Job => Copy every line of the data that includes the string "this".

Exercise materials =>
════════

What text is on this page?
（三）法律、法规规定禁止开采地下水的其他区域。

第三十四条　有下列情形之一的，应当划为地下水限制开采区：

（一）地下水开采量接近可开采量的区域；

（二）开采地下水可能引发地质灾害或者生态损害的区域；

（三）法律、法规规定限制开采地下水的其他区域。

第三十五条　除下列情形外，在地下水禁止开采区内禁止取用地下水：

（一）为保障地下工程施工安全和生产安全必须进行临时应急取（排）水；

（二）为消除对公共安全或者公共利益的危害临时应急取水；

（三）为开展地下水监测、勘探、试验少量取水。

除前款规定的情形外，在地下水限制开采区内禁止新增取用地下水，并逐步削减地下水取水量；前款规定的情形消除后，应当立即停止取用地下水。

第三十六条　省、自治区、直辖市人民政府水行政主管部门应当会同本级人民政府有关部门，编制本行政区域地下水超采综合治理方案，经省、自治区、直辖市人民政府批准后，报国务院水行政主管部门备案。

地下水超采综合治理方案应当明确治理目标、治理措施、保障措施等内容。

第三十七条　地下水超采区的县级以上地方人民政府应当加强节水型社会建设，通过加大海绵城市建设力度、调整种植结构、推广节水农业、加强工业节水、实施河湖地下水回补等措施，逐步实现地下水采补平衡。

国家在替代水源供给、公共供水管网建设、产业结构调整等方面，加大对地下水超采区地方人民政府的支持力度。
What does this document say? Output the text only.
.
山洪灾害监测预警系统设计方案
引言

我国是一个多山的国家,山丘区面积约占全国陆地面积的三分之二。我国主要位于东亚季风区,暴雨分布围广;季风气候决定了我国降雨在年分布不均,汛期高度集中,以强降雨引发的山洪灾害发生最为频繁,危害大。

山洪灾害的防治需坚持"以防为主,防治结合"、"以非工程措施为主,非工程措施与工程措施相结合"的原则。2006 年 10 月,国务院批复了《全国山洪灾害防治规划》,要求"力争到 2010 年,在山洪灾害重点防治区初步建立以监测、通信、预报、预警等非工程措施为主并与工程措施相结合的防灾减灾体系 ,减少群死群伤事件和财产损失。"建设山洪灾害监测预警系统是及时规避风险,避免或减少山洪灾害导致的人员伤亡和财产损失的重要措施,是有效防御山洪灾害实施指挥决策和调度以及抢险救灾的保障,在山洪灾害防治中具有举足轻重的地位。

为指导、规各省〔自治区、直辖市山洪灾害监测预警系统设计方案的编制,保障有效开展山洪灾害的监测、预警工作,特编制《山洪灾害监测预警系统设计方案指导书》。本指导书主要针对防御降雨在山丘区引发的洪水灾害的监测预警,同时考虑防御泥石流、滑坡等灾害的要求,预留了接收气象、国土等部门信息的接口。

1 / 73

════════

Exercise response =>
What text is on this page?
What does this document say? Output the text only.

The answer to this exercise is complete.